** Begin **

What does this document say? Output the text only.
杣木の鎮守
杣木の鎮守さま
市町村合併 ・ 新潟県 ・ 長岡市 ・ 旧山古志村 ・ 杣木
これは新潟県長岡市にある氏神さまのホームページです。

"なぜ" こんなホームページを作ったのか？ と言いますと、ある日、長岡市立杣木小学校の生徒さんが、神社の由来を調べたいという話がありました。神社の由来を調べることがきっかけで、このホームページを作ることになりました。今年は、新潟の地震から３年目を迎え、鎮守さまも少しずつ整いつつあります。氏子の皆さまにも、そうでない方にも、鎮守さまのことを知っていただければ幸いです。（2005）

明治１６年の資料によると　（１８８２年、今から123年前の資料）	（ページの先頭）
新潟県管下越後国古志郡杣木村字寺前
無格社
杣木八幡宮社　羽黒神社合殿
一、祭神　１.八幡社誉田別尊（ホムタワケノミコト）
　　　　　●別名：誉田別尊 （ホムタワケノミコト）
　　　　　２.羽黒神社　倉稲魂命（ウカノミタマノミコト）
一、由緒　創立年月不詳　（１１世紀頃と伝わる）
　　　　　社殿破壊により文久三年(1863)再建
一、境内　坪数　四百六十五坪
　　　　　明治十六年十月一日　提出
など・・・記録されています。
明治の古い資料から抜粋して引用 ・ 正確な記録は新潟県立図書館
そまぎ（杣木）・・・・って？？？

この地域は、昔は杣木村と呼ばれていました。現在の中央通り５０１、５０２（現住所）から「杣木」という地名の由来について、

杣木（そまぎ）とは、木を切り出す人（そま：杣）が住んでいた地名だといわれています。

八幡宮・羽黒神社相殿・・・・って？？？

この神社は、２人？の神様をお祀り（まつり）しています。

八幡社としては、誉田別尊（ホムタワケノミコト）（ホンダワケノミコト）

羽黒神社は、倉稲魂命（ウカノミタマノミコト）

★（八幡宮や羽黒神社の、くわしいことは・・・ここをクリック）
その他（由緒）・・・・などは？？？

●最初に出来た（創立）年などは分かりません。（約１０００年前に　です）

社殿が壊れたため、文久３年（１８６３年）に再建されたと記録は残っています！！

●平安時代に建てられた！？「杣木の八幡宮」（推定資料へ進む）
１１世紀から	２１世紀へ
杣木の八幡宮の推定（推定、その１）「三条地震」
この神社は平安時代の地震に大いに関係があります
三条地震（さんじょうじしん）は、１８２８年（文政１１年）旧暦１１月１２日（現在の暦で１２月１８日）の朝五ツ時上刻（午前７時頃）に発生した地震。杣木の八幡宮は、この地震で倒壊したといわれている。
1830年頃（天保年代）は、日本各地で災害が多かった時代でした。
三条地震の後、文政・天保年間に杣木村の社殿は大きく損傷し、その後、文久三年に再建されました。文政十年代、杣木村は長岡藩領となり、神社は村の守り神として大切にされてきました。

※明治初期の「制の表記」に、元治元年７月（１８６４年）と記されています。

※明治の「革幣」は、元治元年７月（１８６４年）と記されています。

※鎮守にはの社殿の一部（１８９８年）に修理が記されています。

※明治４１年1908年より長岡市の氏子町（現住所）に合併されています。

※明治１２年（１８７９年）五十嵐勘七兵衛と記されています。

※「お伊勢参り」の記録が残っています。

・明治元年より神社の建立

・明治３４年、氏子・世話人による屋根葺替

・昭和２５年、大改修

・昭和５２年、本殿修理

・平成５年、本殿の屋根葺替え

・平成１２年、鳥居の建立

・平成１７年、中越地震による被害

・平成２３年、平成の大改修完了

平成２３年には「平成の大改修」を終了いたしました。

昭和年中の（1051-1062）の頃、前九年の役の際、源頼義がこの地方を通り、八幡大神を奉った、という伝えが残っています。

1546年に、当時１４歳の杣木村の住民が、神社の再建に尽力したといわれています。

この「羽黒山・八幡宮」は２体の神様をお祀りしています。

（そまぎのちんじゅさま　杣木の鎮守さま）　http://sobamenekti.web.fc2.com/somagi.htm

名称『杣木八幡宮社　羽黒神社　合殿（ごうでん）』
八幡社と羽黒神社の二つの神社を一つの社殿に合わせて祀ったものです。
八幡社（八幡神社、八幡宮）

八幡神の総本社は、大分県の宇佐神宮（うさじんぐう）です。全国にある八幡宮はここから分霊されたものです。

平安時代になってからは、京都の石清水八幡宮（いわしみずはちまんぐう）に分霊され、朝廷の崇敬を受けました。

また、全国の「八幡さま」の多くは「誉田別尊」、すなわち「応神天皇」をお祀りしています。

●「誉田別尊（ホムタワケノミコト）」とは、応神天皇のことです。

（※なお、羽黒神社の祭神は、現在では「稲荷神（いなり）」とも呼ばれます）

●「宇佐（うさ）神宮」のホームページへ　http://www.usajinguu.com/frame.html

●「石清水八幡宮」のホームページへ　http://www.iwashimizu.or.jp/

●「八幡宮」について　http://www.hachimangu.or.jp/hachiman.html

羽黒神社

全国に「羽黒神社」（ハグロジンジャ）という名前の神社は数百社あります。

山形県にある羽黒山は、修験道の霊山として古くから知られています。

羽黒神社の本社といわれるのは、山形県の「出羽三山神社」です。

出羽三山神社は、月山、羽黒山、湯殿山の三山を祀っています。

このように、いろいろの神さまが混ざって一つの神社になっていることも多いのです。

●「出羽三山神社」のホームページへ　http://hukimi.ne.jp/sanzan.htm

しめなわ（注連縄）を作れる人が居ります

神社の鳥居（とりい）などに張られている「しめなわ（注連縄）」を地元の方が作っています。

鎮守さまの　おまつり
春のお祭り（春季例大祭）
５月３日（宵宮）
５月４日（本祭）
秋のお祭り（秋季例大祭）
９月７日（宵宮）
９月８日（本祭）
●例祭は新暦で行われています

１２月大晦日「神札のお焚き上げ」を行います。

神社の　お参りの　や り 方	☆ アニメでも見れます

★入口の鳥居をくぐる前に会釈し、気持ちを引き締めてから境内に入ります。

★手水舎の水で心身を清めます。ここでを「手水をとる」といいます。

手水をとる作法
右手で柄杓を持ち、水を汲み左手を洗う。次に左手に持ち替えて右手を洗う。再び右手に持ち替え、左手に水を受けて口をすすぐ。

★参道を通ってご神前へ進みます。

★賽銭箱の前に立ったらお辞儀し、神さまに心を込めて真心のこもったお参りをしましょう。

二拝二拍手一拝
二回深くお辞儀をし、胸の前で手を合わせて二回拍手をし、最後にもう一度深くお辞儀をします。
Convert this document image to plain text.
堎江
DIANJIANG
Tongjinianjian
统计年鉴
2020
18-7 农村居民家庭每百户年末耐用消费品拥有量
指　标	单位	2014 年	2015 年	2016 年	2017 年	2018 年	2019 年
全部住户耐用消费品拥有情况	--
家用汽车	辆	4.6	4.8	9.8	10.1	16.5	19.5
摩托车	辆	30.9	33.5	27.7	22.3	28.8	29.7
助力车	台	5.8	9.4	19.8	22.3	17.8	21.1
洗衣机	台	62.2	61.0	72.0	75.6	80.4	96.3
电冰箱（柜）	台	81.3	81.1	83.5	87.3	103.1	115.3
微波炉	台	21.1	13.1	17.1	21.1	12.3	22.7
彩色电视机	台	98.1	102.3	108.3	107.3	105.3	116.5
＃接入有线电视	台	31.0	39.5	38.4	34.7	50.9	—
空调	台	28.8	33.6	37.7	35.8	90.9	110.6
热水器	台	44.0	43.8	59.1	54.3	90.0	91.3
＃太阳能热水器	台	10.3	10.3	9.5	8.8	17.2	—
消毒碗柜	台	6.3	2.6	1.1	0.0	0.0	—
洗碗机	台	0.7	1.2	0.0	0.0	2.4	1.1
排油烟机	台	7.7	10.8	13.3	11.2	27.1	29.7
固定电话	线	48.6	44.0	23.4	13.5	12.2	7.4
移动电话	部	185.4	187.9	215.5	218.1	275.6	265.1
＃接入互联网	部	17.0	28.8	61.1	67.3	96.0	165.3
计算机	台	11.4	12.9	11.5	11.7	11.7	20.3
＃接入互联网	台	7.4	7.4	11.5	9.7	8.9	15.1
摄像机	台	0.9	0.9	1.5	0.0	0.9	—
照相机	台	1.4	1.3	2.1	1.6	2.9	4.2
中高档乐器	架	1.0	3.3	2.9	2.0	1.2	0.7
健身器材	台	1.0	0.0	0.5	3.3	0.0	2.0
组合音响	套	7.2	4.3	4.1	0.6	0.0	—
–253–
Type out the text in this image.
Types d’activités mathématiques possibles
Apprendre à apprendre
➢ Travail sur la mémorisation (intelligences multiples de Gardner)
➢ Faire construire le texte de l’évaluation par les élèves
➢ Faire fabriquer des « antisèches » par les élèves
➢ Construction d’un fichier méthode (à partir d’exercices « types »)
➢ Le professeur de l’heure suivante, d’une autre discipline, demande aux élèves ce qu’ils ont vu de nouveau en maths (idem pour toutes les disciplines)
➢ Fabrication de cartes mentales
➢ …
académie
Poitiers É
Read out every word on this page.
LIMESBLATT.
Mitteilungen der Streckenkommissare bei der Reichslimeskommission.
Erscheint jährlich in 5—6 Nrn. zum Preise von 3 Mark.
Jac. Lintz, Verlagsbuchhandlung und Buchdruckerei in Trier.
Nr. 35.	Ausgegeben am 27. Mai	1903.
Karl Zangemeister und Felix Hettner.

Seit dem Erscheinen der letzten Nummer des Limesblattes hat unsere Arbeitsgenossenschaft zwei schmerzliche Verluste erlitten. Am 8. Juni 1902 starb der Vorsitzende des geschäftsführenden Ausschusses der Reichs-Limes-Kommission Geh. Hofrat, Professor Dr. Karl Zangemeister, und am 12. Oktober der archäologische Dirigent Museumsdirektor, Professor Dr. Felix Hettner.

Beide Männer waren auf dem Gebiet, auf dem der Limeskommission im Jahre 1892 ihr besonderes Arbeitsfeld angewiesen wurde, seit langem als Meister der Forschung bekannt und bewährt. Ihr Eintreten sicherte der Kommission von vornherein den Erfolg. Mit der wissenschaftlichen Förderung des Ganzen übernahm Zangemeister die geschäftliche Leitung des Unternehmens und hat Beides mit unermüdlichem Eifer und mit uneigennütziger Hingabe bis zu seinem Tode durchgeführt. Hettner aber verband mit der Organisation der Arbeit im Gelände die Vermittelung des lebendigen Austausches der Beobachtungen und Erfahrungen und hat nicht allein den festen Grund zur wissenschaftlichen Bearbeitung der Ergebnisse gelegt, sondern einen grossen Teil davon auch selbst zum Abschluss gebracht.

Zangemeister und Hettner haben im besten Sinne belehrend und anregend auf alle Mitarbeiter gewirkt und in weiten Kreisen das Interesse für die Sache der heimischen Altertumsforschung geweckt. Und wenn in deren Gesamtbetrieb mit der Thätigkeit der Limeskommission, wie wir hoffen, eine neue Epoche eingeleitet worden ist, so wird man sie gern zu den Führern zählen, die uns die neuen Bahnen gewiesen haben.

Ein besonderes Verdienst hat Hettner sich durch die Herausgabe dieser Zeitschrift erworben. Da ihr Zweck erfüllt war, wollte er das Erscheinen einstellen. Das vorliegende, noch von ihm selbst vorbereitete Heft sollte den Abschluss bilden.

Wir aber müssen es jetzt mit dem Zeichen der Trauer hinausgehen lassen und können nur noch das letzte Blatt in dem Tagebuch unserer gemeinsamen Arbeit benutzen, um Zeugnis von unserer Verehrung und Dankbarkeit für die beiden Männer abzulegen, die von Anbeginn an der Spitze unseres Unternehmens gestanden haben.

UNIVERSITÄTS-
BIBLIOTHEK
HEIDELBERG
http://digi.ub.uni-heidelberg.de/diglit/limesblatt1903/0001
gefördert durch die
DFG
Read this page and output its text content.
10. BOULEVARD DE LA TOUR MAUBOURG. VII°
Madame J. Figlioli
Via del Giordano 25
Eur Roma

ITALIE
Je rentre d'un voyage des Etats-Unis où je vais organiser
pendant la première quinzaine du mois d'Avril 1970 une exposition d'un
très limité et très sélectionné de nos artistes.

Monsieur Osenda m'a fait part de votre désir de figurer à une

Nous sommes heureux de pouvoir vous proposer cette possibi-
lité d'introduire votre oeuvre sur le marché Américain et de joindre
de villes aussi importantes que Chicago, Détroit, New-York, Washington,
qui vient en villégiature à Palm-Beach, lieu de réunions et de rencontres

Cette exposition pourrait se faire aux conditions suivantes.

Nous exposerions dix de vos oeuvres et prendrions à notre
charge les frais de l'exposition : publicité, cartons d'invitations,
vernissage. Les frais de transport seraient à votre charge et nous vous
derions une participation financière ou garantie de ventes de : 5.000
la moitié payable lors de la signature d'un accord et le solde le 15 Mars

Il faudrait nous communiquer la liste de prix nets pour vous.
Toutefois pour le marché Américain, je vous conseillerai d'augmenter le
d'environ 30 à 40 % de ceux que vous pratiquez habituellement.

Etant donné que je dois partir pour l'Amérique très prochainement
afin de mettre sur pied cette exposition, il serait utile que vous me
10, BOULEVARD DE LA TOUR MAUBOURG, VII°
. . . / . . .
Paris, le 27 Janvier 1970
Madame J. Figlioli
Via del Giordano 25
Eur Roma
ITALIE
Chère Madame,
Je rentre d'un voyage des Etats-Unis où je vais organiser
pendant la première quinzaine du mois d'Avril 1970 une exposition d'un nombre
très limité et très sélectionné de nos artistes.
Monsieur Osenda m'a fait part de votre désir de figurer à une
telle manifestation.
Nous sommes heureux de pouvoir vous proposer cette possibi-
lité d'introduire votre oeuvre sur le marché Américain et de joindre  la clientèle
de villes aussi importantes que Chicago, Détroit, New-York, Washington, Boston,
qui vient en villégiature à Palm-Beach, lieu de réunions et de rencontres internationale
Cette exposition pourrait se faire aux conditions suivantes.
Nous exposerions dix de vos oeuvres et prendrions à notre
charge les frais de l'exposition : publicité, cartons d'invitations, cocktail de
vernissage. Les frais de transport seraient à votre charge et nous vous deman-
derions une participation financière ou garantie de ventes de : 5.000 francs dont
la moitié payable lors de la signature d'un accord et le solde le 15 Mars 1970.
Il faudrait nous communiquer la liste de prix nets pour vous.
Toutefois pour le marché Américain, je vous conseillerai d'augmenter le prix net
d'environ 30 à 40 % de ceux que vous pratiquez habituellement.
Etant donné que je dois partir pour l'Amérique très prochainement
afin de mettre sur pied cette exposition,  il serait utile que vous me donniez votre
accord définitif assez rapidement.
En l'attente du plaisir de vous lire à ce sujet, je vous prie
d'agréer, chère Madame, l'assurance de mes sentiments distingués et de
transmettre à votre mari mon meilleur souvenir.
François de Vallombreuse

** End **

* **What is asked**: Pick out every line above that holds the word "besonderes" and copy it.

* **Result of this exercise**:
Beide Männer waren auf dem Gebiet, auf dem der Limeskommission im Jahre 1892 ihr besonderes Arbeitsfeld angewiesen wurde, seit langem als Meister der Forschung bekannt und bewährt. Ihr Eintreten sicherte der Kommission von vornherein den Erfolg. Mit der wissenschaftlichen Förderung des Ganzen übernahm Zangemeister die geschäftliche Leitung des Unternehmens und hat Beides mit unermüdlichem Eifer und mit uneigennütziger Hingabe bis zu seinem Tode durchgeführt. Hettner aber verband mit der Organisation der Arbeit im Gelände die Vermittelung des lebendigen Austausches der Beobachtungen und Erfahrungen und hat nicht allein den festen Grund zur wissenschaftlichen Bearbeitung der Ergebnisse gelegt, sondern einen grossen Teil davon auch selbst zum Abschluss gebracht.
Ein besonderes Verdienst hat Hettner sich durch die Herausgabe dieser Zeitschrift erworben. Da ihr Zweck erfüllt war, wollte er das Erscheinen einstellen. Das vorliegende, noch von ihm selbst vorbereitete Heft sollte den Abschluss bilden.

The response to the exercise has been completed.